● **Instruction**
Filter this material down to the lines that hold "name", copying each one.

● **Records shown**
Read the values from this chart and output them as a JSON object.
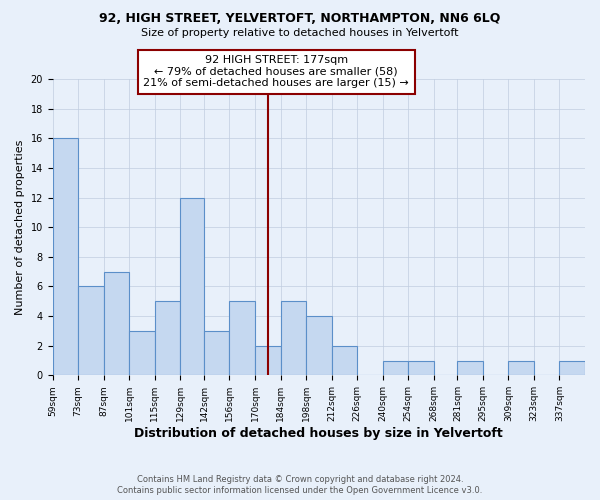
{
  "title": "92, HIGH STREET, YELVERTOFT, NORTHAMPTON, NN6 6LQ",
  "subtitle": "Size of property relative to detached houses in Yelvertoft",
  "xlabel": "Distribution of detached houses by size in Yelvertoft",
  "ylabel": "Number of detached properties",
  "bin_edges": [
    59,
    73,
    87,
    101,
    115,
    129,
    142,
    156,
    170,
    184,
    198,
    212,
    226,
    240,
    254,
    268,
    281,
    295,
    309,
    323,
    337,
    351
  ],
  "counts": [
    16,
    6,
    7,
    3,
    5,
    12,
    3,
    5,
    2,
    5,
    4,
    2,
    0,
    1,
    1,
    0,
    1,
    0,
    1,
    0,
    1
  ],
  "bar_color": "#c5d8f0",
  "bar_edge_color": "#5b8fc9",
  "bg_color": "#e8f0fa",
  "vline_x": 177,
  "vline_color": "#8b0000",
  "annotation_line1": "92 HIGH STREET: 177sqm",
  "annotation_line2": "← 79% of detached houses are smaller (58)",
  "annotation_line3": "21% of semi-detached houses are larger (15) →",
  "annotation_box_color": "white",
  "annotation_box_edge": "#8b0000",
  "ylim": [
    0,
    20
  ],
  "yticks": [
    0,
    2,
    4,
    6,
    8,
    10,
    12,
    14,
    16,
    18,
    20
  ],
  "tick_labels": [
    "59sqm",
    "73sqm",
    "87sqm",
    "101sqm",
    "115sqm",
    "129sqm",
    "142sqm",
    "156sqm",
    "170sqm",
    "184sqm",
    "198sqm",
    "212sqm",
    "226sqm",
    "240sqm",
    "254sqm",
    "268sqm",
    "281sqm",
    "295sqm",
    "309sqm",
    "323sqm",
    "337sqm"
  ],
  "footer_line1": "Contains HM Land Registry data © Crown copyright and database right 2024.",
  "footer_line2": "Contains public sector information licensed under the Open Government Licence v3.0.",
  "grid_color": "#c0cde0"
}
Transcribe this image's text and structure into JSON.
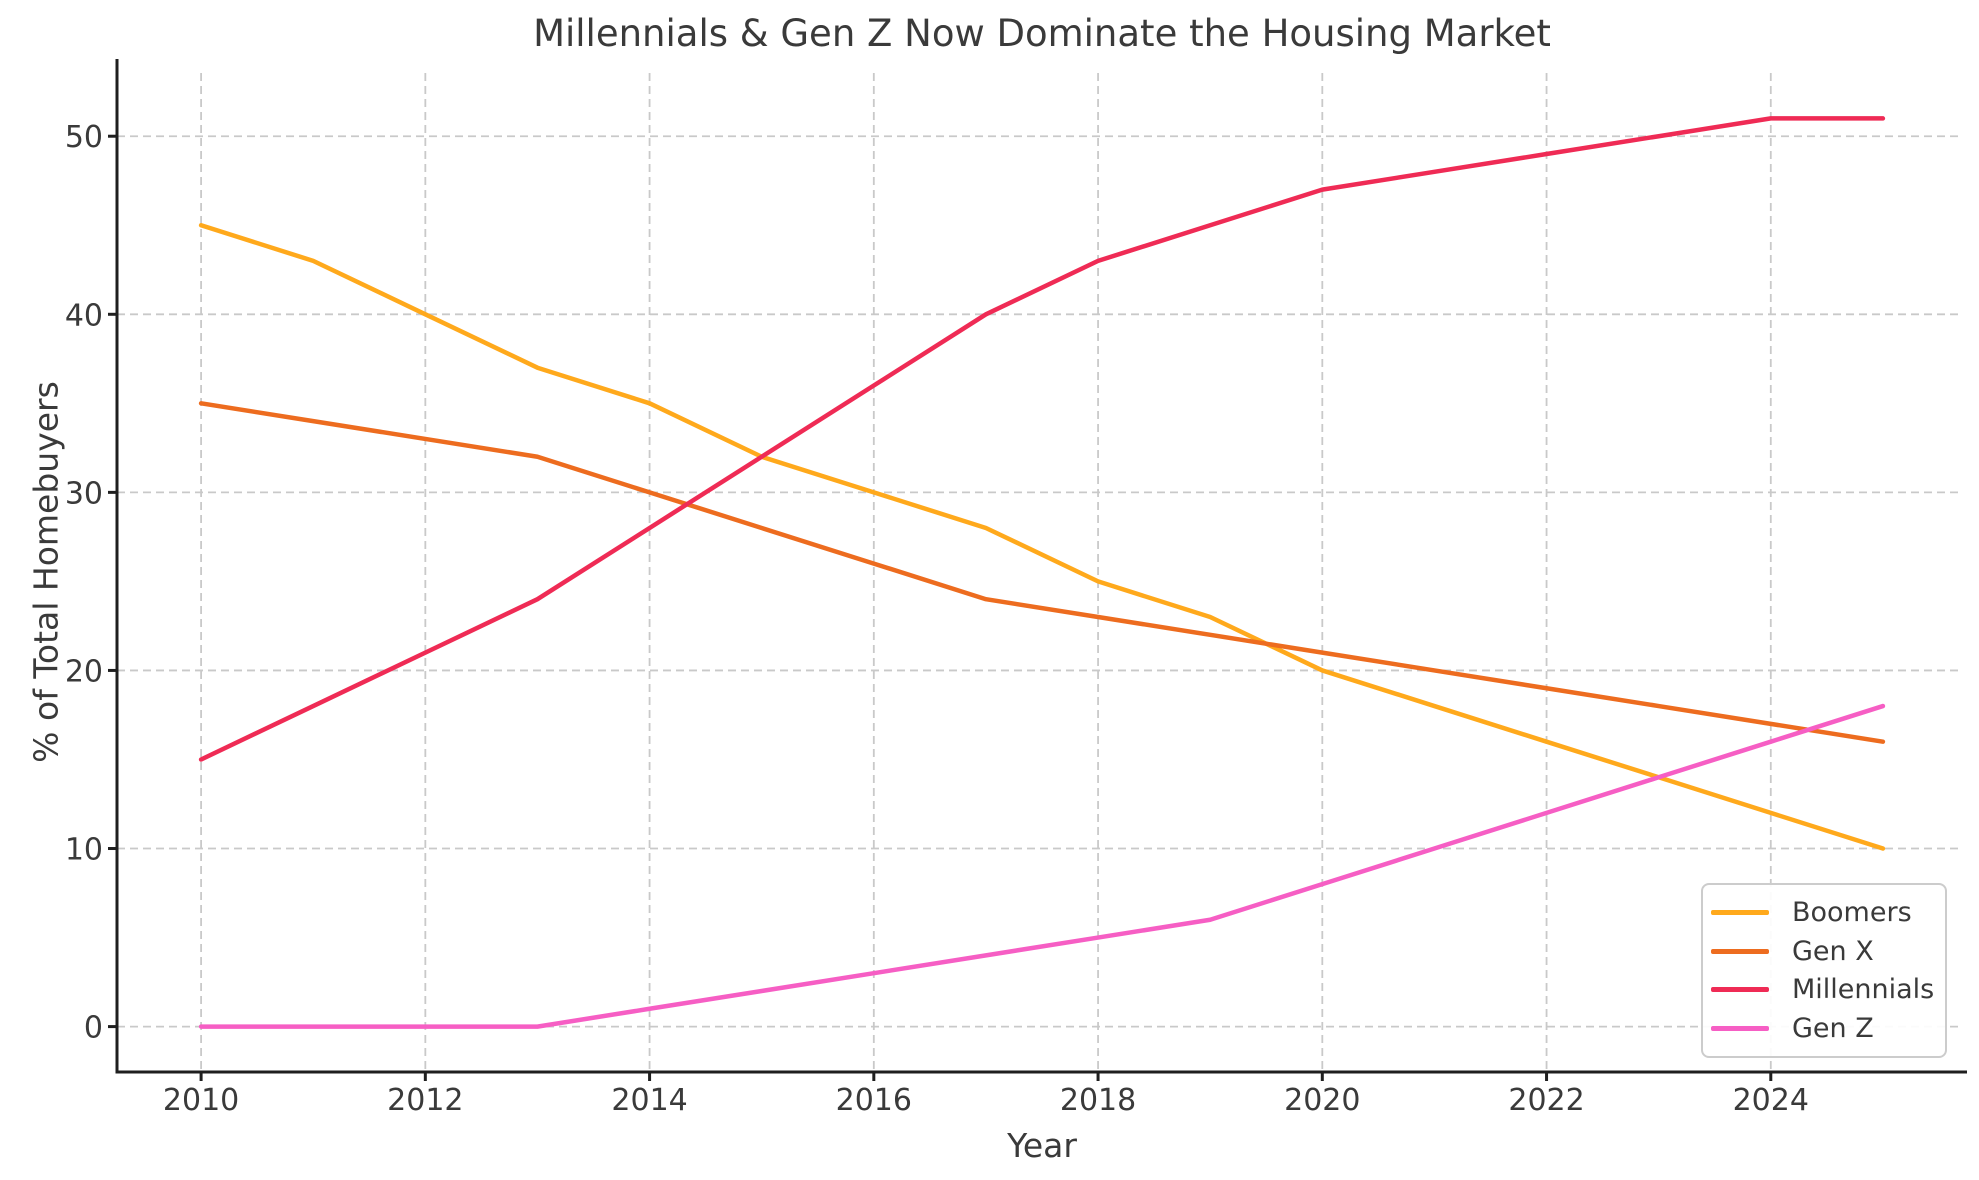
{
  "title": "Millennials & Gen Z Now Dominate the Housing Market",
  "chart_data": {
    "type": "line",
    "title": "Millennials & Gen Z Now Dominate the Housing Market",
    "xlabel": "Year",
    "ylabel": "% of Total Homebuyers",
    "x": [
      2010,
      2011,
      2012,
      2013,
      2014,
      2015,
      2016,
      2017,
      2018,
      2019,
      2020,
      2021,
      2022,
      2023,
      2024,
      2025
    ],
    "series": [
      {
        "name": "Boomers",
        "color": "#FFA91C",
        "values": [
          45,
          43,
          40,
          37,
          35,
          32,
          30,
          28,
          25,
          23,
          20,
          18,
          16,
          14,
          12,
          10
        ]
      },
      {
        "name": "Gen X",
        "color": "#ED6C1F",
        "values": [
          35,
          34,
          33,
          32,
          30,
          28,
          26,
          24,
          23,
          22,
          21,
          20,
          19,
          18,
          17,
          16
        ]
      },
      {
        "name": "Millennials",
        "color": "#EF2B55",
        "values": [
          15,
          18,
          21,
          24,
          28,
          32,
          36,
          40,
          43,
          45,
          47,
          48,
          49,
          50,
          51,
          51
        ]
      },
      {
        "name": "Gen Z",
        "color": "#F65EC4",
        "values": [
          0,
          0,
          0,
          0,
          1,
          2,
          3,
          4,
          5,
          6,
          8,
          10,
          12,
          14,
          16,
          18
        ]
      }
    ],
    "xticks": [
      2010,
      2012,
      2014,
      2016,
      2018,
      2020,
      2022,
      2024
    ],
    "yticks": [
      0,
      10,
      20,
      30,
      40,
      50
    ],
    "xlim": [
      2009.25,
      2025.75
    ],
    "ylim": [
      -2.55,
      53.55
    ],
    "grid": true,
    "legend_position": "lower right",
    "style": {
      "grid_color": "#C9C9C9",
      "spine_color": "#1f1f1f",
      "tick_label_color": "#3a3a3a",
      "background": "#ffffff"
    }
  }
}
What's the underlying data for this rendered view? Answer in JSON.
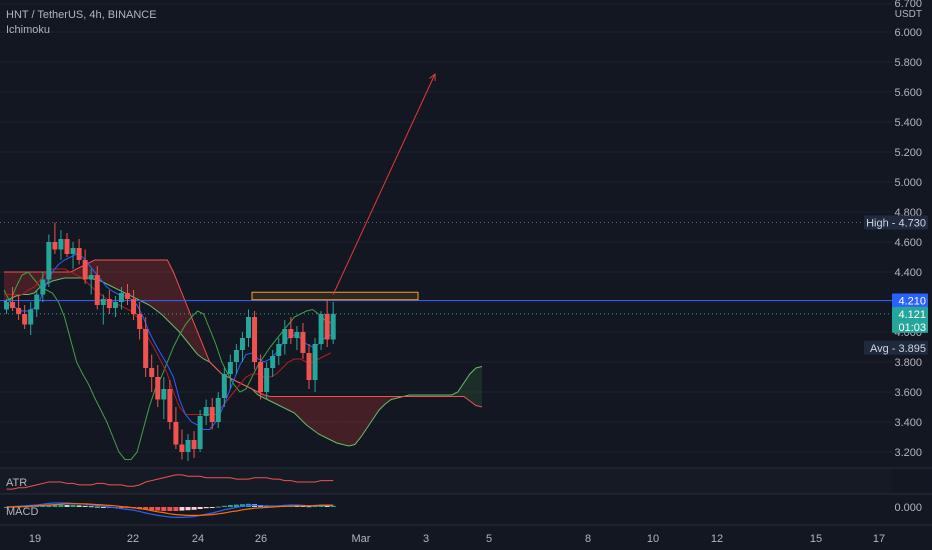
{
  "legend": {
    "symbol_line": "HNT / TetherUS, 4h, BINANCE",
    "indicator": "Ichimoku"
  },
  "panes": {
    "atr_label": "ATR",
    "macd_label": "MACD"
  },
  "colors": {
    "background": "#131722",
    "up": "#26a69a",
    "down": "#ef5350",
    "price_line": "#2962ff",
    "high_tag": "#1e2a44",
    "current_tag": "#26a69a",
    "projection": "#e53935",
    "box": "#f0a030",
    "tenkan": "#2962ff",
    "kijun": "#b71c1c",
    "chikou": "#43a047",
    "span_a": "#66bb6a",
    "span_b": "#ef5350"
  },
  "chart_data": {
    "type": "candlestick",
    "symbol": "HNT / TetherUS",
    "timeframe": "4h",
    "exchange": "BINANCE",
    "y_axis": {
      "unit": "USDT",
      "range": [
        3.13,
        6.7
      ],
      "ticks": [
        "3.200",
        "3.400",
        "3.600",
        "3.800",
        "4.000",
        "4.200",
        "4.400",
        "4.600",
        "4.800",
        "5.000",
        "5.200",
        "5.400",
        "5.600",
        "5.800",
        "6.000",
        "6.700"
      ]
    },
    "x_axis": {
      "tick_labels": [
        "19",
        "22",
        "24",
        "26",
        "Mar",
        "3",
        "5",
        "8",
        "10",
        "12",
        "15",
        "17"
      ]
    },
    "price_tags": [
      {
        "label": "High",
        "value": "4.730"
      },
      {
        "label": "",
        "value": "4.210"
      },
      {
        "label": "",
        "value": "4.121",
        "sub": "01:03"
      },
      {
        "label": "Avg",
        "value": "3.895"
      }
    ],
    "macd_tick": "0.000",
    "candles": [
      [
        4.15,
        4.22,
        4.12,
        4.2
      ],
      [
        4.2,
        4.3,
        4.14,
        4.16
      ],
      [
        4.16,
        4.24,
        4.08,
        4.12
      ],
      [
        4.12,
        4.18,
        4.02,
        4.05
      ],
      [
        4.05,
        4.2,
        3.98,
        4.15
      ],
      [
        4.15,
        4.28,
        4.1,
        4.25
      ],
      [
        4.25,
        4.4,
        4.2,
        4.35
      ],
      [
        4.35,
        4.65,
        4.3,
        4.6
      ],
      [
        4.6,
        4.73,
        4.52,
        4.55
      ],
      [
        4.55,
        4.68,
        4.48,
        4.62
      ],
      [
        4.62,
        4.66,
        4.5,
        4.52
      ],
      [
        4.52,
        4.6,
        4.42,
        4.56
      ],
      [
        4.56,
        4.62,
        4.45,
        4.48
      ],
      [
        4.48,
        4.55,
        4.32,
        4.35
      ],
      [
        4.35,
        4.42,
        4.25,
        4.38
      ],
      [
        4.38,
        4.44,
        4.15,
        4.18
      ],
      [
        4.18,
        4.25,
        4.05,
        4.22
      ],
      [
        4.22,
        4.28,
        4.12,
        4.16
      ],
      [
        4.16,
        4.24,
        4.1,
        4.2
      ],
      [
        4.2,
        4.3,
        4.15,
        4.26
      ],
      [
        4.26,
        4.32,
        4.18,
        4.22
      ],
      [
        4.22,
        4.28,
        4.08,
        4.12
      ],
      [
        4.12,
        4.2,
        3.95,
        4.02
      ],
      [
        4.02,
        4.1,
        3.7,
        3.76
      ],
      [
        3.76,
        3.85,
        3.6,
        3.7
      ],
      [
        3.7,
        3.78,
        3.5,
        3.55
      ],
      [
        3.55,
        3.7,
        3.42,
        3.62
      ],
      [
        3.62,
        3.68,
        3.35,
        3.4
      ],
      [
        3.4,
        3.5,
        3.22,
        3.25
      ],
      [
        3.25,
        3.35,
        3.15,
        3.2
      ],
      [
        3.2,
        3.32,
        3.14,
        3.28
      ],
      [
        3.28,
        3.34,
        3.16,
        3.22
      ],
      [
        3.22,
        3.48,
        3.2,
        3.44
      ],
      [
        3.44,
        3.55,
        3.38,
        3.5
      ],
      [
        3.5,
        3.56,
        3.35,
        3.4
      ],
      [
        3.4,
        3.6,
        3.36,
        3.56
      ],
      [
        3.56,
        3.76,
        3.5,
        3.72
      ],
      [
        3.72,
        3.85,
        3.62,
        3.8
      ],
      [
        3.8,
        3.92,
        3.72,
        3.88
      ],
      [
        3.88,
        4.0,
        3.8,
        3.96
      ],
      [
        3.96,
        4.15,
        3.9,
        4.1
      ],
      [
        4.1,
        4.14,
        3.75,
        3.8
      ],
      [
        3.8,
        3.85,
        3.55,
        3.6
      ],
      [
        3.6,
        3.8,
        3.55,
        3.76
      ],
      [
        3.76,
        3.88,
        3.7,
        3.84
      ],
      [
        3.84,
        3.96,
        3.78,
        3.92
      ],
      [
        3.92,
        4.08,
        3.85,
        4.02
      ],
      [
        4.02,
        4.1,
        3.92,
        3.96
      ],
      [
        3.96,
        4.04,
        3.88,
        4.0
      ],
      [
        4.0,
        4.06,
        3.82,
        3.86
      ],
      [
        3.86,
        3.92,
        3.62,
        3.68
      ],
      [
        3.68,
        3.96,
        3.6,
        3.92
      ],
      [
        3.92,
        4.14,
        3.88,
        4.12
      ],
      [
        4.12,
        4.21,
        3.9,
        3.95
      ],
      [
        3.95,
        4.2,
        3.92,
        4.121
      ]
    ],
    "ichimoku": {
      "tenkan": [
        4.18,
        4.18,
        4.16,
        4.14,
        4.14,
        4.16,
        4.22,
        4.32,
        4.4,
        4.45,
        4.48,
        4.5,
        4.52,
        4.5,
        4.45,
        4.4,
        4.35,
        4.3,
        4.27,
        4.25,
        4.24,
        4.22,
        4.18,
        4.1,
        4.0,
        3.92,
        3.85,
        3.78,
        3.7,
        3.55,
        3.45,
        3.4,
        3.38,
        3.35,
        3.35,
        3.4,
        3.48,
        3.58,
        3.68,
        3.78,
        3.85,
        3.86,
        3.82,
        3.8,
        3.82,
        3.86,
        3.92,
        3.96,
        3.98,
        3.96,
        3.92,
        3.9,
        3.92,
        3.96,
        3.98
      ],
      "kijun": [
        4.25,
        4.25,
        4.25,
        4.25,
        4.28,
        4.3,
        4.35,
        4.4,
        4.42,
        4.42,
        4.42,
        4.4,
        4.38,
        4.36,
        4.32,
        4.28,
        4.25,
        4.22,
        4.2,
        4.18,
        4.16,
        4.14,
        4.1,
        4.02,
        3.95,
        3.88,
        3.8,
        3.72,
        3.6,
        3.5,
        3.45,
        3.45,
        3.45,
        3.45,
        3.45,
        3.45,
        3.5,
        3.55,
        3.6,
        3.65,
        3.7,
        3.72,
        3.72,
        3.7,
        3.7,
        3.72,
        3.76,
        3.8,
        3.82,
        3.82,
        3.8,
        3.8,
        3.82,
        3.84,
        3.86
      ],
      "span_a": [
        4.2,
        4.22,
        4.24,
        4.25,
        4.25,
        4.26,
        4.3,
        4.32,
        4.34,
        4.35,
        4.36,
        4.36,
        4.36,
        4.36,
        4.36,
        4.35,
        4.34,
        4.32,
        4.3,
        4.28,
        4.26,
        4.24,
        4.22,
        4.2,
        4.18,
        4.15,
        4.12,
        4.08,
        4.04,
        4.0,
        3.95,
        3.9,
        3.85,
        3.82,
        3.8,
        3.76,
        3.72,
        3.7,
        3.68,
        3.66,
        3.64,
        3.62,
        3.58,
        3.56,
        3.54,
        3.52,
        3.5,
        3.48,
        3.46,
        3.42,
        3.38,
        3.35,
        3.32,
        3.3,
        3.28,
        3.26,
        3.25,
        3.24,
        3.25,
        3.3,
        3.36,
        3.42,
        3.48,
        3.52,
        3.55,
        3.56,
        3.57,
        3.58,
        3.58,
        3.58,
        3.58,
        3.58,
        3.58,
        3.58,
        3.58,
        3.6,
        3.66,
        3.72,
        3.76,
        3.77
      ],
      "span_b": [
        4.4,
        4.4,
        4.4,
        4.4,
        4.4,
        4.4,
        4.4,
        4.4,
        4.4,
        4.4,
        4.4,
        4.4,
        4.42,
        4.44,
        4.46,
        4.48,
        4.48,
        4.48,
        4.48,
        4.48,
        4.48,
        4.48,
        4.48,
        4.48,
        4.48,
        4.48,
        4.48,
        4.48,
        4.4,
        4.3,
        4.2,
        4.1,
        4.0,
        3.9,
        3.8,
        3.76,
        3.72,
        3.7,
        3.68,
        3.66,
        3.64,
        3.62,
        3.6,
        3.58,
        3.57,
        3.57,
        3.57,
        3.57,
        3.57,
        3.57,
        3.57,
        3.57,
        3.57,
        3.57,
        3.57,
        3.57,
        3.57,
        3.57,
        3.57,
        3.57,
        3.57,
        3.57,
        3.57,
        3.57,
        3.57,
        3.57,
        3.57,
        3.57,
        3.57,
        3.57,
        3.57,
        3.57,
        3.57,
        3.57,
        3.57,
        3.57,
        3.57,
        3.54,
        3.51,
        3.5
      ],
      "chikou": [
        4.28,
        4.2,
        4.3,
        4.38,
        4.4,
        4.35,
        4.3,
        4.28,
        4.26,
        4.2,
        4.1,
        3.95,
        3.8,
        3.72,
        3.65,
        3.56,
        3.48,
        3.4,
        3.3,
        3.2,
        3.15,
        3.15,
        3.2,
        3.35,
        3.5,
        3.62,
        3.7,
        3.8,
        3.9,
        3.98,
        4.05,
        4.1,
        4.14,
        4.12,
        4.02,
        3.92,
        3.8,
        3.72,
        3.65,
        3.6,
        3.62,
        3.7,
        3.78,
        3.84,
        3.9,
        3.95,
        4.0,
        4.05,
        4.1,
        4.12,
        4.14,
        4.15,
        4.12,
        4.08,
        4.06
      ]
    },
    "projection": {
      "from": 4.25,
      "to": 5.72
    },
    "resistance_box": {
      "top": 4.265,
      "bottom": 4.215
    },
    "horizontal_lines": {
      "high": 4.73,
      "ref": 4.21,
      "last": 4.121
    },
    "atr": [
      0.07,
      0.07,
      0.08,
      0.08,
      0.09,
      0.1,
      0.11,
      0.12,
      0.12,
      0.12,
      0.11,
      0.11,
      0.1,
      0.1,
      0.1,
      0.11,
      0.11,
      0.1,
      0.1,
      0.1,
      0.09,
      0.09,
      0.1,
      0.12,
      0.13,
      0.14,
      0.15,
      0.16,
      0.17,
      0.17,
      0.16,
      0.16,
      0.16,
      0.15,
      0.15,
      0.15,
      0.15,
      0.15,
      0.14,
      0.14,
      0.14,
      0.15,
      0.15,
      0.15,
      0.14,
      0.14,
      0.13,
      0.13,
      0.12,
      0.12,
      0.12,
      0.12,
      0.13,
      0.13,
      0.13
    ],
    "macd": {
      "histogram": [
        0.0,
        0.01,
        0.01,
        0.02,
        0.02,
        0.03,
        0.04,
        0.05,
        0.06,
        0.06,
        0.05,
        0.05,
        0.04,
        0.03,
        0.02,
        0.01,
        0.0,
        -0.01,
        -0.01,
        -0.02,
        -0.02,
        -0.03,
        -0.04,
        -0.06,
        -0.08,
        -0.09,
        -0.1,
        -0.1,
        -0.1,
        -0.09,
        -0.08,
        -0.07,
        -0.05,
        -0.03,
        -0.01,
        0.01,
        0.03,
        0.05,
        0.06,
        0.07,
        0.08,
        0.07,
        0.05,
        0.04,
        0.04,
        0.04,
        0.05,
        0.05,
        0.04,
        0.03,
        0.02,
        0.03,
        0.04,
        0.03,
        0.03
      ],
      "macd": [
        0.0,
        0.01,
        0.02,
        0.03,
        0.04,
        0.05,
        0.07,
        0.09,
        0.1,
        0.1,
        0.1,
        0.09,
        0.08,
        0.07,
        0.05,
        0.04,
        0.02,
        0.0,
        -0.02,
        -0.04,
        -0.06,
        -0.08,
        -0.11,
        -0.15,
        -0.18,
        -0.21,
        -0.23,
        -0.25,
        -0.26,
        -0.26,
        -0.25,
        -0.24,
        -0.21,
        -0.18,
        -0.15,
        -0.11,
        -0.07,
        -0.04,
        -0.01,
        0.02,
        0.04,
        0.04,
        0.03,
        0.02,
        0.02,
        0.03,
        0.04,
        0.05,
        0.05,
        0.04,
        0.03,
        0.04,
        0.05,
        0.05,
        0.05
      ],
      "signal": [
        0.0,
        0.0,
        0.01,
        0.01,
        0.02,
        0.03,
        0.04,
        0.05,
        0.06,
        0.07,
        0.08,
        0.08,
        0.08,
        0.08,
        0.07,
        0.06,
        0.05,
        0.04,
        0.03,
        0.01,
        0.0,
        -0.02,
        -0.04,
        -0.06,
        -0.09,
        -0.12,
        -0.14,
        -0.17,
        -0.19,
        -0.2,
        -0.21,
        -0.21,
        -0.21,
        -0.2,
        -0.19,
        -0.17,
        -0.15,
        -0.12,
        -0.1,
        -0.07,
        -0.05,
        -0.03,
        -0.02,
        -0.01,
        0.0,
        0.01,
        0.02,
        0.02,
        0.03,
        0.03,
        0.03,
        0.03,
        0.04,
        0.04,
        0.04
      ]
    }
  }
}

● **Full output**
        "name": "Boomers",
        "name": "Gen X",
        "name": "Millennials",
        "name": "Gen Z",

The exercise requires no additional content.